REQUIREMENTS =>
All of the material below is to be restated word for word, apart from the pictures.

======== STORED ROWS ========

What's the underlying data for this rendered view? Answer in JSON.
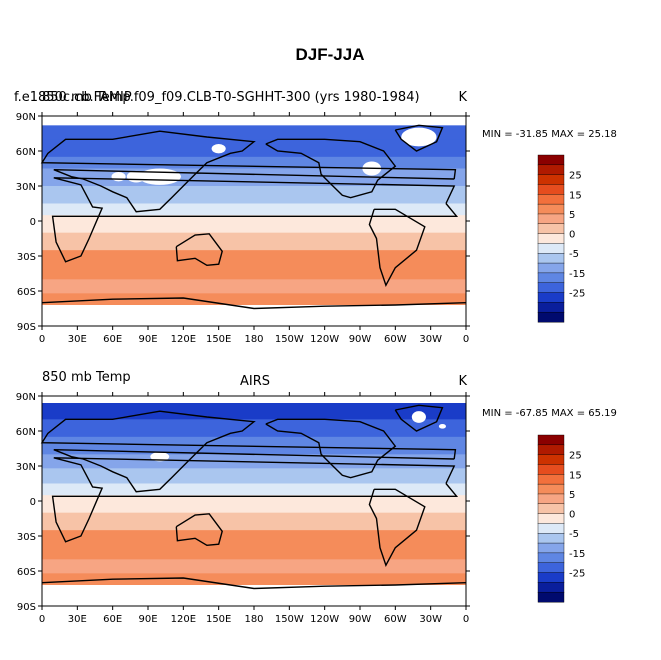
{
  "figure": {
    "title": "DJF-JJA"
  },
  "panels": [
    {
      "left_label": "f.e1850c.cb.FAMIP.f09_f09.CLB-T0-SGHHT-300 (yrs 1980-1984)",
      "left_label_overlay": "850 mb Temp",
      "center_label": "",
      "right_label": "K",
      "min_max": "MIN = -31.85 MAX =  25.18"
    },
    {
      "left_label": "850 mb Temp",
      "left_label_overlay": "",
      "center_label": "AIRS",
      "right_label": "K",
      "min_max": "MIN = -67.85 MAX =  65.19"
    }
  ],
  "colorbar": {
    "labels": [
      "25",
      "15",
      "5",
      "0",
      "-5",
      "-15",
      "-25"
    ],
    "colors": [
      "#8b0000",
      "#b01a00",
      "#cd3200",
      "#e64d1e",
      "#f2703c",
      "#f58c5a",
      "#f7a583",
      "#f7c3a7",
      "#fde8dc",
      "#dde9f7",
      "#aac6ef",
      "#85a5ea",
      "#5f86e3",
      "#3d64dc",
      "#1a3cc8",
      "#0a1e9c",
      "#000a6e"
    ]
  },
  "axes": {
    "lat_ticks": [
      "90N",
      "60N",
      "30N",
      "0",
      "30S",
      "60S",
      "90S"
    ],
    "lon_ticks": [
      "0",
      "30E",
      "60E",
      "90E",
      "120E",
      "150E",
      "180",
      "150W",
      "120W",
      "90W",
      "60W",
      "30W",
      "0"
    ]
  }
}
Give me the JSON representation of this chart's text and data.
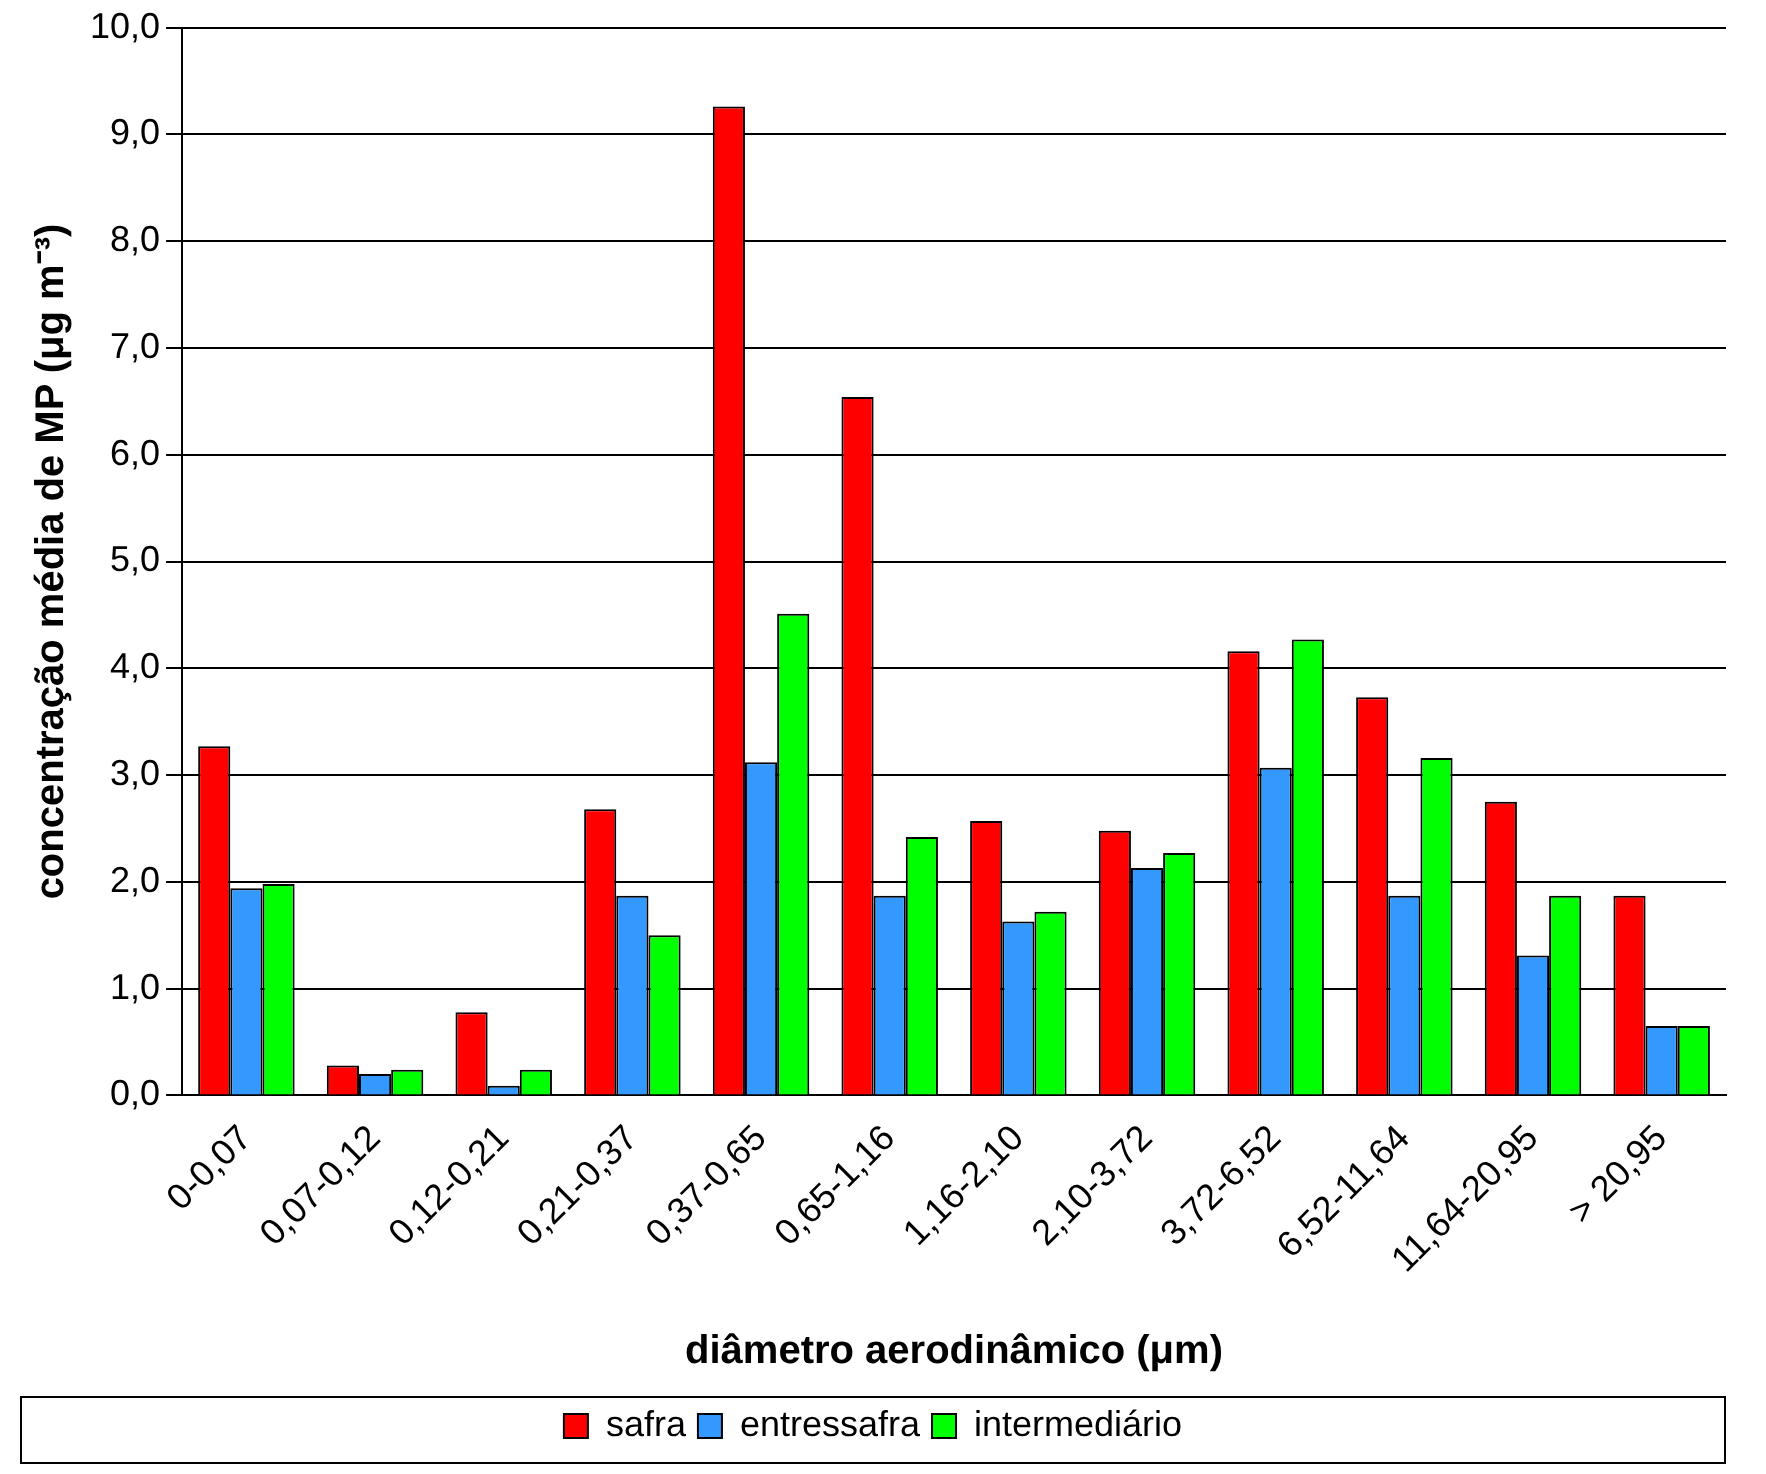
{
  "chart_data": {
    "type": "bar",
    "xlabel": "diâmetro aerodinâmico (μm)",
    "ylabel": "concentração média de MP (μg m⁻³)",
    "categories": [
      "0-0,07",
      "0,07-0,12",
      "0,12-0,21",
      "0,21-0,37",
      "0,37-0,65",
      "0,65-1,16",
      "1,16-2,10",
      "2,10-3,72",
      "3,72-6,52",
      "6,52-11,64",
      "11,64-20,95",
      "> 20,95"
    ],
    "series": [
      {
        "name": "safra",
        "color": "#ff0000",
        "values": [
          3.27,
          0.28,
          0.78,
          2.68,
          9.26,
          6.54,
          2.57,
          2.48,
          4.16,
          3.73,
          2.75,
          1.87
        ]
      },
      {
        "name": "entressafra",
        "color": "#3399ff",
        "values": [
          1.94,
          0.2,
          0.09,
          1.87,
          3.12,
          1.87,
          1.63,
          2.13,
          3.07,
          1.87,
          1.31,
          0.65
        ]
      },
      {
        "name": "intermediário",
        "color": "#00ff00",
        "values": [
          1.98,
          0.24,
          0.24,
          1.5,
          4.51,
          2.42,
          1.72,
          2.27,
          4.27,
          3.16,
          1.87,
          0.65
        ]
      }
    ],
    "ylim": [
      0,
      10
    ],
    "yticks": [
      {
        "value": 0,
        "label": "0,0"
      },
      {
        "value": 1,
        "label": "1,0"
      },
      {
        "value": 2,
        "label": "2,0"
      },
      {
        "value": 3,
        "label": "3,0"
      },
      {
        "value": 4,
        "label": "4,0"
      },
      {
        "value": 5,
        "label": "5,0"
      },
      {
        "value": 6,
        "label": "6,0"
      },
      {
        "value": 7,
        "label": "7,0"
      },
      {
        "value": 8,
        "label": "8,0"
      },
      {
        "value": 9,
        "label": "9,0"
      },
      {
        "value": 10,
        "label": "10,0"
      }
    ],
    "grid": "y",
    "legend": "bottom"
  }
}
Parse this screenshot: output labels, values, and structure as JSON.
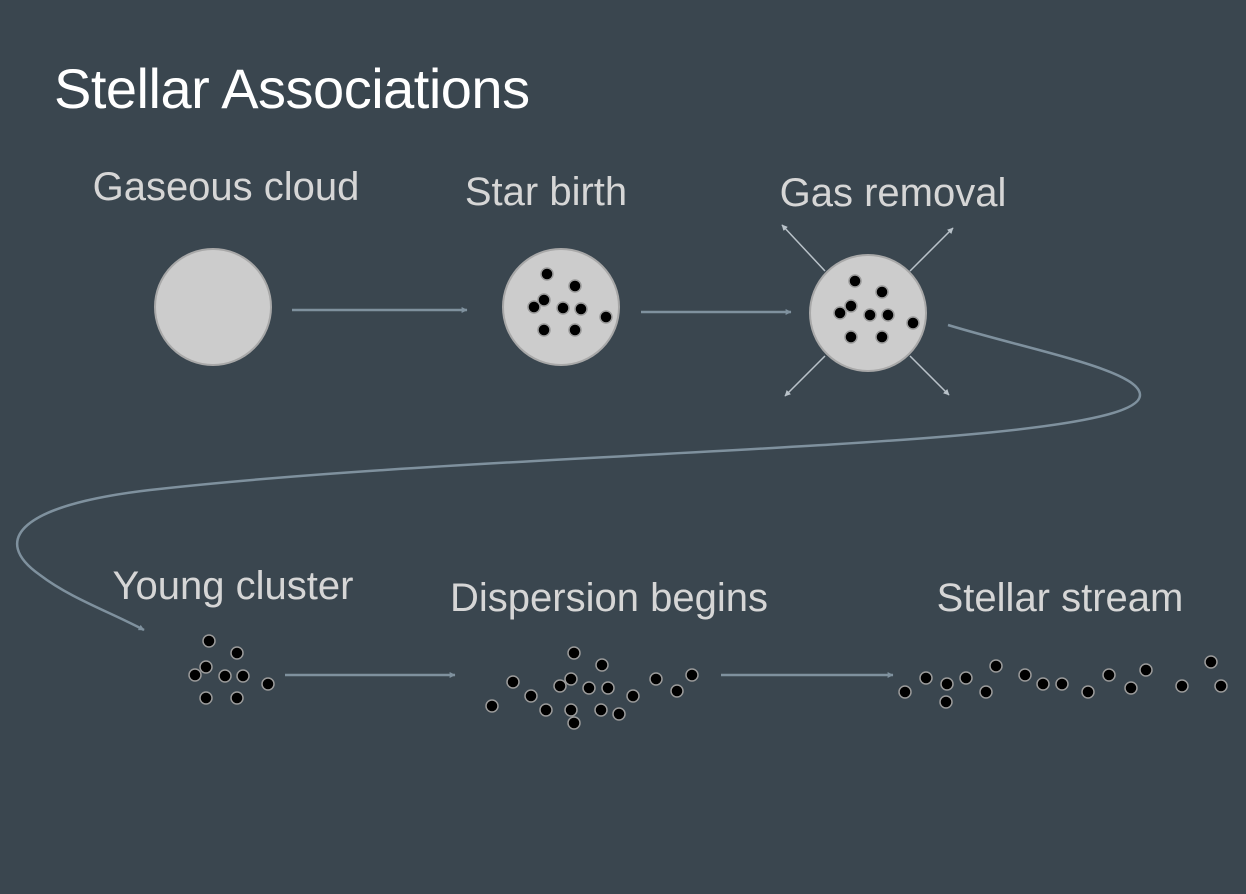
{
  "title": "Stellar Associations",
  "colors": {
    "background": "#3a464f",
    "cloud_fill": "#cccccc",
    "cloud_stroke": "#a8a8a8",
    "arrow": "#7f919e",
    "star_fill": "#000000",
    "star_stroke": "#9a9a9a",
    "title_text": "#ffffff",
    "label_text": "#d6d6d6"
  },
  "stages": [
    {
      "id": "gaseous-cloud",
      "label": "Gaseous cloud"
    },
    {
      "id": "star-birth",
      "label": "Star birth"
    },
    {
      "id": "gas-removal",
      "label": "Gas removal"
    },
    {
      "id": "young-cluster",
      "label": "Young cluster"
    },
    {
      "id": "dispersion-begins",
      "label": "Dispersion begins"
    },
    {
      "id": "stellar-stream",
      "label": "Stellar stream"
    }
  ]
}
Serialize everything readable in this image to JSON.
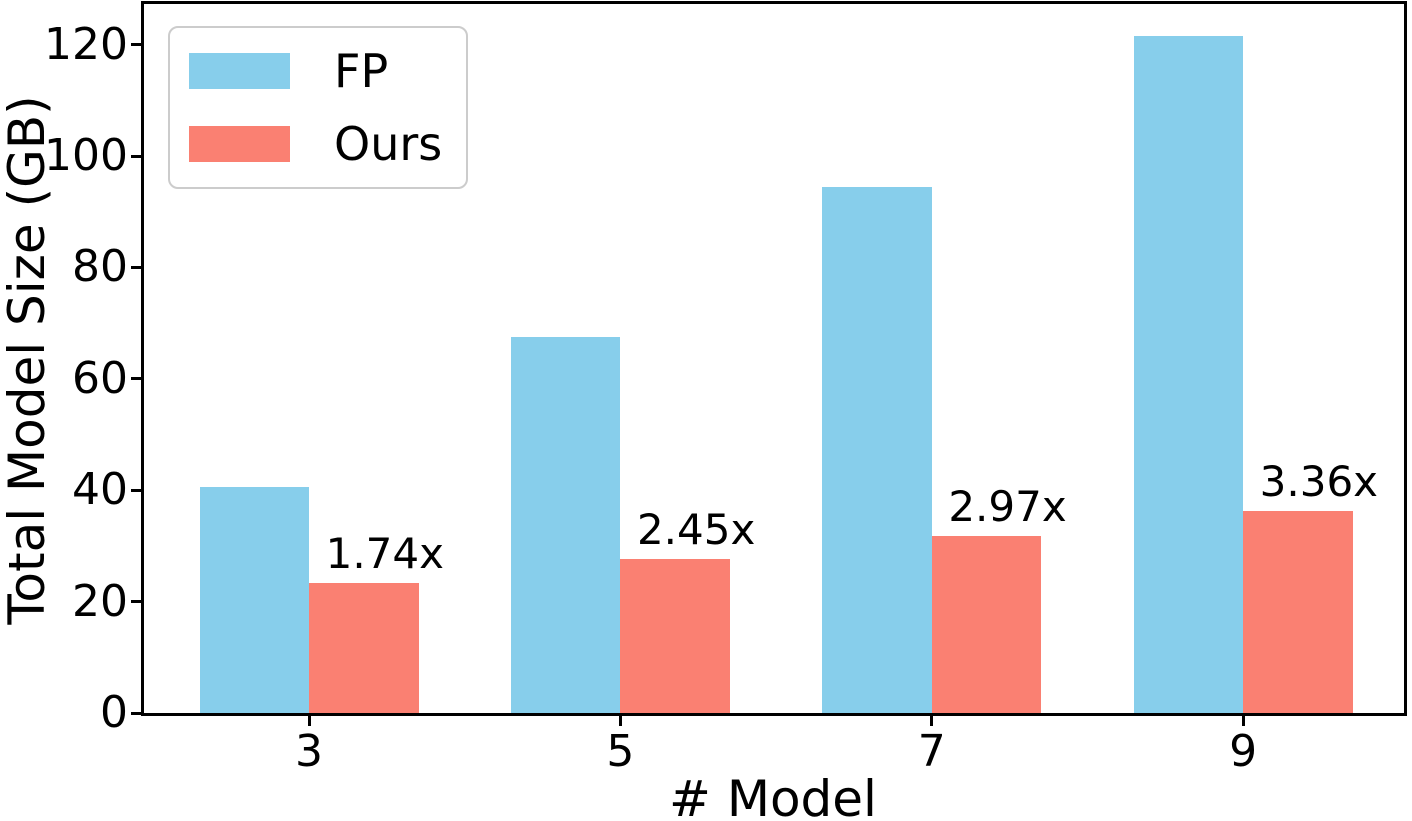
{
  "chart_data": {
    "type": "bar",
    "title": "",
    "xlabel": "# Model",
    "ylabel": "Total Model Size (GB)",
    "categories": [
      "3",
      "5",
      "7",
      "9"
    ],
    "series": [
      {
        "name": "FP",
        "color": "#87CEEB",
        "values": [
          40.5,
          67.5,
          94.5,
          121.5
        ]
      },
      {
        "name": "Ours",
        "color": "#FA8072",
        "values": [
          23.3,
          27.6,
          31.8,
          36.2
        ]
      }
    ],
    "bar_annotations": {
      "series": "Ours",
      "labels": [
        "1.74x",
        "2.45x",
        "2.97x",
        "3.36x"
      ]
    },
    "y_ticks": [
      0,
      20,
      40,
      60,
      80,
      100,
      120
    ],
    "ylim": [
      0,
      127.3
    ],
    "grid": false,
    "legend_position": "upper left",
    "axis_color": "#000000",
    "text_color": "#000000",
    "background_color": "#FFFFFF",
    "legend_border_color": "#CCCCCC"
  }
}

========

SOLUTION BELOW =>
What's the underlying data for this rendered view? Answer in JSON.
{
  "figure": {
    "title": "DJF-JJA"
  },
  "panels": [
    {
      "left_label": "f.e1850c.cb.FAMIP.f09_f09.CLB-T0-SGHHT-300 (yrs 1980-1984)",
      "left_label_overlay": "850 mb Temp",
      "center_label": "",
      "right_label": "K",
      "min_max": "MIN = -31.85 MAX =  25.18"
    },
    {
      "left_label": "850 mb Temp",
      "left_label_overlay": "",
      "center_label": "AIRS",
      "right_label": "K",
      "min_max": "MIN = -67.85 MAX =  65.19"
    }
  ],
  "colorbar": {
    "labels": [
      "25",
      "15",
      "5",
      "0",
      "-5",
      "-15",
      "-25"
    ],
    "colors": [
      "#8b0000",
      "#b01a00",
      "#cd3200",
      "#e64d1e",
      "#f2703c",
      "#f58c5a",
      "#f7a583",
      "#f7c3a7",
      "#fde8dc",
      "#dde9f7",
      "#aac6ef",
      "#85a5ea",
      "#5f86e3",
      "#3d64dc",
      "#1a3cc8",
      "#0a1e9c",
      "#000a6e"
    ]
  },
  "axes": {
    "lat_ticks": [
      "90N",
      "60N",
      "30N",
      "0",
      "30S",
      "60S",
      "90S"
    ],
    "lon_ticks": [
      "0",
      "30E",
      "60E",
      "90E",
      "120E",
      "150E",
      "180",
      "150W",
      "120W",
      "90W",
      "60W",
      "30W",
      "0"
    ]
  }
}
Give me the JSON representation of this chart's text and data.
{
  "chart_data": {
    "type": "bar",
    "xlabel": "diâmetro aerodinâmico (μm)",
    "ylabel": "concentração média de MP (μg m⁻³)",
    "categories": [
      "0-0,07",
      "0,07-0,12",
      "0,12-0,21",
      "0,21-0,37",
      "0,37-0,65",
      "0,65-1,16",
      "1,16-2,10",
      "2,10-3,72",
      "3,72-6,52",
      "6,52-11,64",
      "11,64-20,95",
      "> 20,95"
    ],
    "series": [
      {
        "name": "safra",
        "color": "#ff0000",
        "values": [
          3.27,
          0.28,
          0.78,
          2.68,
          9.26,
          6.54,
          2.57,
          2.48,
          4.16,
          3.73,
          2.75,
          1.87
        ]
      },
      {
        "name": "entressafra",
        "color": "#3399ff",
        "values": [
          1.94,
          0.2,
          0.09,
          1.87,
          3.12,
          1.87,
          1.63,
          2.13,
          3.07,
          1.87,
          1.31,
          0.65
        ]
      },
      {
        "name": "intermediário",
        "color": "#00ff00",
        "values": [
          1.98,
          0.24,
          0.24,
          1.5,
          4.51,
          2.42,
          1.72,
          2.27,
          4.27,
          3.16,
          1.87,
          0.65
        ]
      }
    ],
    "ylim": [
      0,
      10
    ],
    "yticks": [
      {
        "value": 0,
        "label": "0,0"
      },
      {
        "value": 1,
        "label": "1,0"
      },
      {
        "value": 2,
        "label": "2,0"
      },
      {
        "value": 3,
        "label": "3,0"
      },
      {
        "value": 4,
        "label": "4,0"
      },
      {
        "value": 5,
        "label": "5,0"
      },
      {
        "value": 6,
        "label": "6,0"
      },
      {
        "value": 7,
        "label": "7,0"
      },
      {
        "value": 8,
        "label": "8,0"
      },
      {
        "value": 9,
        "label": "9,0"
      },
      {
        "value": 10,
        "label": "10,0"
      }
    ],
    "grid": "y",
    "legend": "bottom"
  }
}
Parse this screenshot: output labels, values, and structure as JSON.
{
  "title": "Stellar Associations",
  "colors": {
    "background": "#3a464f",
    "cloud_fill": "#cccccc",
    "cloud_stroke": "#a8a8a8",
    "arrow": "#7f919e",
    "star_fill": "#000000",
    "star_stroke": "#9a9a9a",
    "title_text": "#ffffff",
    "label_text": "#d6d6d6"
  },
  "stages": [
    {
      "id": "gaseous-cloud",
      "label": "Gaseous cloud"
    },
    {
      "id": "star-birth",
      "label": "Star birth"
    },
    {
      "id": "gas-removal",
      "label": "Gas removal"
    },
    {
      "id": "young-cluster",
      "label": "Young cluster"
    },
    {
      "id": "dispersion-begins",
      "label": "Dispersion begins"
    },
    {
      "id": "stellar-stream",
      "label": "Stellar stream"
    }
  ]
}
Serialize everything readable in this image to JSON.
{
  "chart_data": {
    "type": "bar",
    "title": "",
    "xlabel": "# Model",
    "ylabel": "Total Model Size (GB)",
    "categories": [
      "3",
      "5",
      "7",
      "9"
    ],
    "series": [
      {
        "name": "FP",
        "color": "#87CEEB",
        "values": [
          40.5,
          67.5,
          94.5,
          121.5
        ]
      },
      {
        "name": "Ours",
        "color": "#FA8072",
        "values": [
          23.3,
          27.6,
          31.8,
          36.2
        ]
      }
    ],
    "bar_annotations": {
      "series": "Ours",
      "labels": [
        "1.74x",
        "2.45x",
        "2.97x",
        "3.36x"
      ]
    },
    "y_ticks": [
      0,
      20,
      40,
      60,
      80,
      100,
      120
    ],
    "ylim": [
      0,
      127.3
    ],
    "grid": false,
    "legend_position": "upper left",
    "axis_color": "#000000",
    "text_color": "#000000",
    "background_color": "#FFFFFF",
    "legend_border_color": "#CCCCCC"
  }
}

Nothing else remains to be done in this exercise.